Dataset items
┏━━
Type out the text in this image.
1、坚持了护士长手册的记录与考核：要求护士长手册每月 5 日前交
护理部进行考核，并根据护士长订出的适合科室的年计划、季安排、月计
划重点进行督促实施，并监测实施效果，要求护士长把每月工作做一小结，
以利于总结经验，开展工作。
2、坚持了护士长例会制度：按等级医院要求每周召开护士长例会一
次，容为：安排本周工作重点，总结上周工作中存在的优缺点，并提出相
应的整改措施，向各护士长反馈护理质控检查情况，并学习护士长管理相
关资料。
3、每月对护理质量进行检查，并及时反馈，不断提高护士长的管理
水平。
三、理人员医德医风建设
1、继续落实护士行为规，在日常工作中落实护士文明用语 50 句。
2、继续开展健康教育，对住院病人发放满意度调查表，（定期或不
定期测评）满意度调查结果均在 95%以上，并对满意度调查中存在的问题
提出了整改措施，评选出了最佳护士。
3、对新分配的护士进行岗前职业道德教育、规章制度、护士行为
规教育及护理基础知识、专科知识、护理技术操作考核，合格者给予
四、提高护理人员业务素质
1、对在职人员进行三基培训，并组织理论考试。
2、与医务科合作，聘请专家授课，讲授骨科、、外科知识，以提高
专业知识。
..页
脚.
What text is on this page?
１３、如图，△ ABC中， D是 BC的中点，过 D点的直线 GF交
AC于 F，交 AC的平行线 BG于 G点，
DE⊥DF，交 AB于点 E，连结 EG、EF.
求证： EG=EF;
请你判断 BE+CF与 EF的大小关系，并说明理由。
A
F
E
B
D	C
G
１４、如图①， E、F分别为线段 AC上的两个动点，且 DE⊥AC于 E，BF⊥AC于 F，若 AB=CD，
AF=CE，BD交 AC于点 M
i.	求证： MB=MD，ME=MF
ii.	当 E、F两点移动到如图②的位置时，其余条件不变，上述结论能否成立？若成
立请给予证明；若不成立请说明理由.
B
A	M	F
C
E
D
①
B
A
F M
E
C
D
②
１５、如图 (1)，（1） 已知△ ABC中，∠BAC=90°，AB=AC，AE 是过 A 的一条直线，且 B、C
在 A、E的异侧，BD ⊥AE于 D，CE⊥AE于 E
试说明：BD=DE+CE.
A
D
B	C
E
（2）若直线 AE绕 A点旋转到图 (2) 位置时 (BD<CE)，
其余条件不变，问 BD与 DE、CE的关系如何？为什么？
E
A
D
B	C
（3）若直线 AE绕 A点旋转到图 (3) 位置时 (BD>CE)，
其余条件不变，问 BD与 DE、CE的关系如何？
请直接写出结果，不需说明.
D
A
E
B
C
┗━━
┏━━
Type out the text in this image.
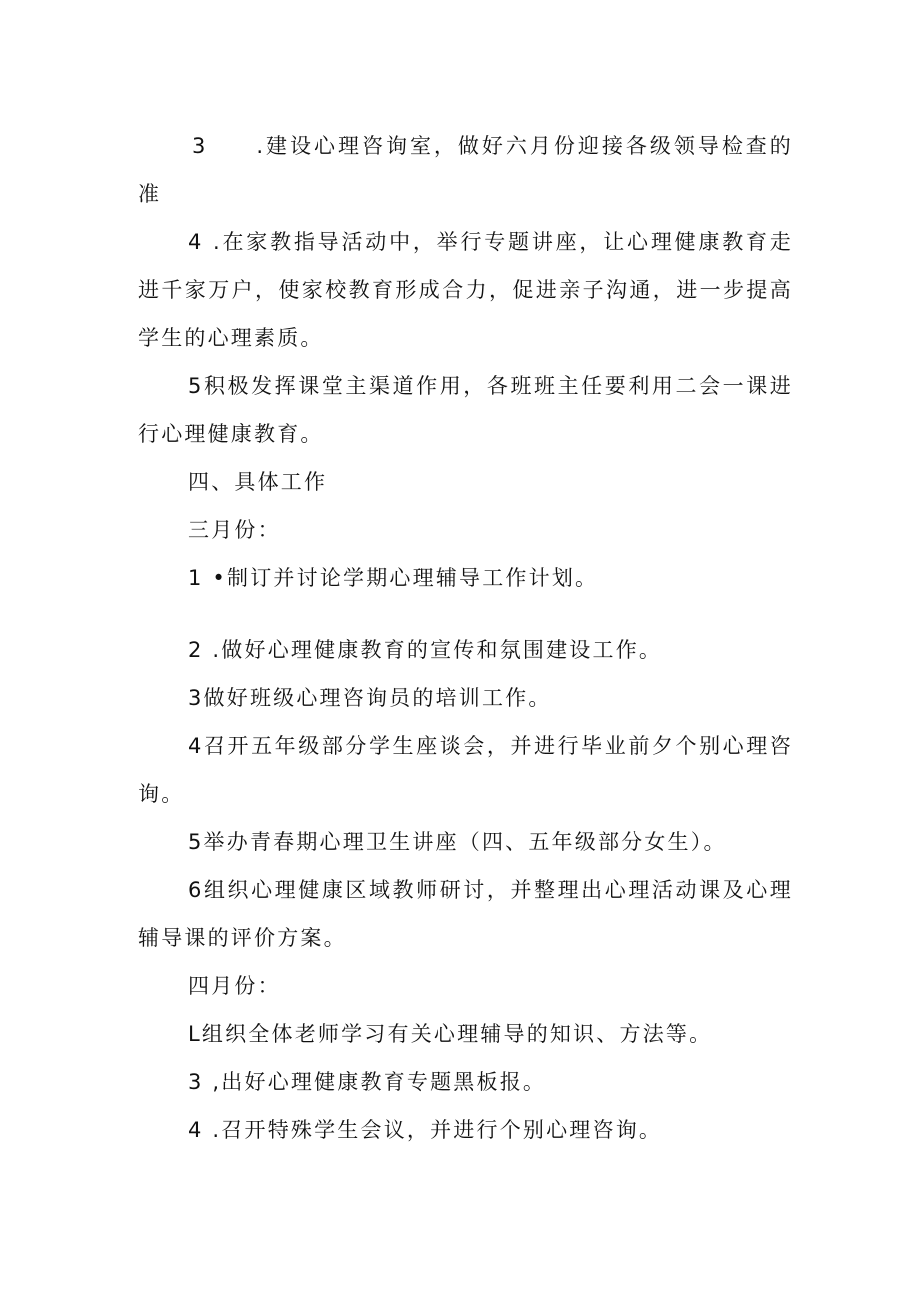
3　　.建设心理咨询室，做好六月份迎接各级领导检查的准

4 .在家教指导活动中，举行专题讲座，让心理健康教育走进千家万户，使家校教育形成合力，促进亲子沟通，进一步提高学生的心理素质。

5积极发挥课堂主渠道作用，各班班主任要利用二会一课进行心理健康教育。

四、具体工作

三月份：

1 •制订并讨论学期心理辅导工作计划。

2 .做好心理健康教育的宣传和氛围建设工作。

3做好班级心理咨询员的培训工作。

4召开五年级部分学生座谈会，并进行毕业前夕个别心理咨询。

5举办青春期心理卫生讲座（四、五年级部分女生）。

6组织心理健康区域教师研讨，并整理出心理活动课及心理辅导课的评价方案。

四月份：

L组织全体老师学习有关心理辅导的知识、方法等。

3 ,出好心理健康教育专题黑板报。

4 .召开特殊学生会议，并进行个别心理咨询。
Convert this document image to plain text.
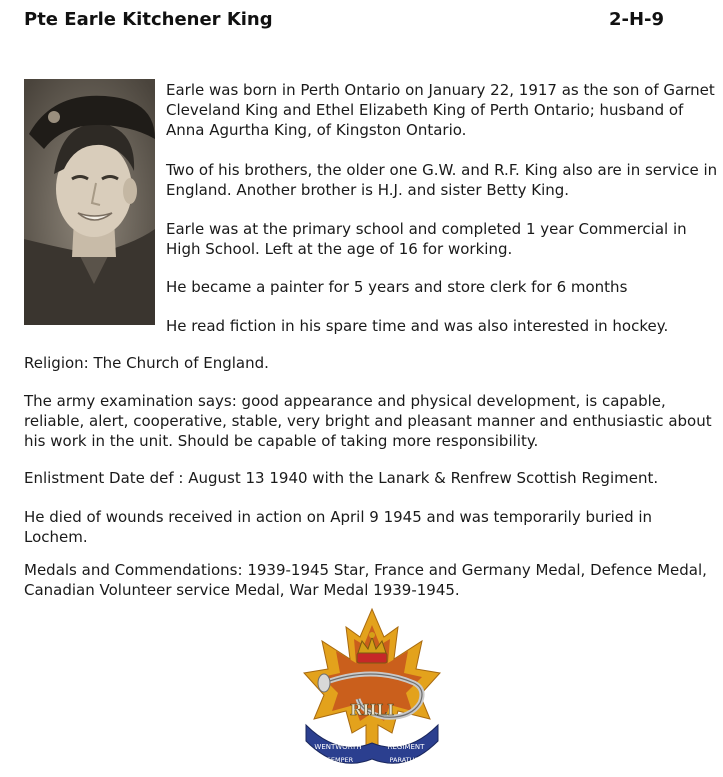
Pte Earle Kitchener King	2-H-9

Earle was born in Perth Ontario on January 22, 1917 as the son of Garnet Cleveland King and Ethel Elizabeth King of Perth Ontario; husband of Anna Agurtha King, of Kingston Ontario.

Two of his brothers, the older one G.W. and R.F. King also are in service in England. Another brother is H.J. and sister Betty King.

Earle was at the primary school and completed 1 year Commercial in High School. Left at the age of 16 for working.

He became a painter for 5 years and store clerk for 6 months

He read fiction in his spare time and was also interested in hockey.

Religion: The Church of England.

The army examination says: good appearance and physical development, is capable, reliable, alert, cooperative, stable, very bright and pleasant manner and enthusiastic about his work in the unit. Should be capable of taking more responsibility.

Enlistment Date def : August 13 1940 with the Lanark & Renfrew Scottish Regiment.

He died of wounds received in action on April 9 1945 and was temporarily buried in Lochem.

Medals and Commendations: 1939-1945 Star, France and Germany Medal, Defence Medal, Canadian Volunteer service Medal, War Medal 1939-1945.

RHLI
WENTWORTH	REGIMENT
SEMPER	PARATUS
┗━━
┏━━
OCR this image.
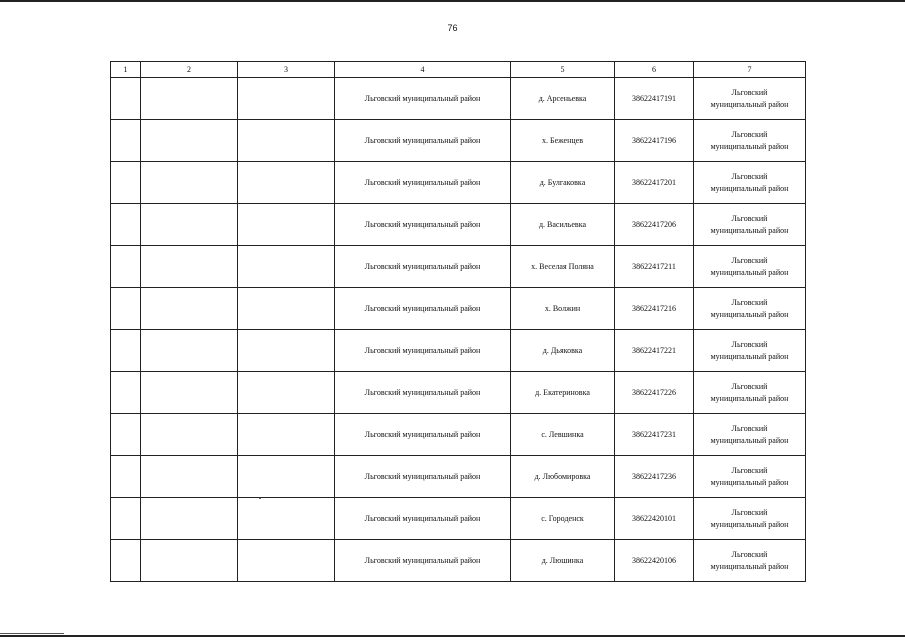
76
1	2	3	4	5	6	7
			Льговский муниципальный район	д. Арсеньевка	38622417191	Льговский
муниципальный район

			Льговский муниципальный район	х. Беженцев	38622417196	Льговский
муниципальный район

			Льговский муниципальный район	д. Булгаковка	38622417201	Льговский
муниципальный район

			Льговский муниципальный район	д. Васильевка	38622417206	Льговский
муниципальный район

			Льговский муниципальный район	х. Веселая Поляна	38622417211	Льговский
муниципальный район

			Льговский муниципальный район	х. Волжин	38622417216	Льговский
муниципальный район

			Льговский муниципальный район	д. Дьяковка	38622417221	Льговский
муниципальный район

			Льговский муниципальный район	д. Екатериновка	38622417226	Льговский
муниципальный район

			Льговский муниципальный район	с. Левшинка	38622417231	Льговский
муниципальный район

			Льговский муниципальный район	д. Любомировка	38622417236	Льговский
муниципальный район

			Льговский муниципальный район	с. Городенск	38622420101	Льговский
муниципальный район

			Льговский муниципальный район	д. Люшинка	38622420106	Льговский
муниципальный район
┗━━
Work to complete >> Every line containing the string "image" must be listed.

Answer to the task >>
Type out the text in this image.
Type out the text in this image.
Convert this document image to plain text.
OCR this image.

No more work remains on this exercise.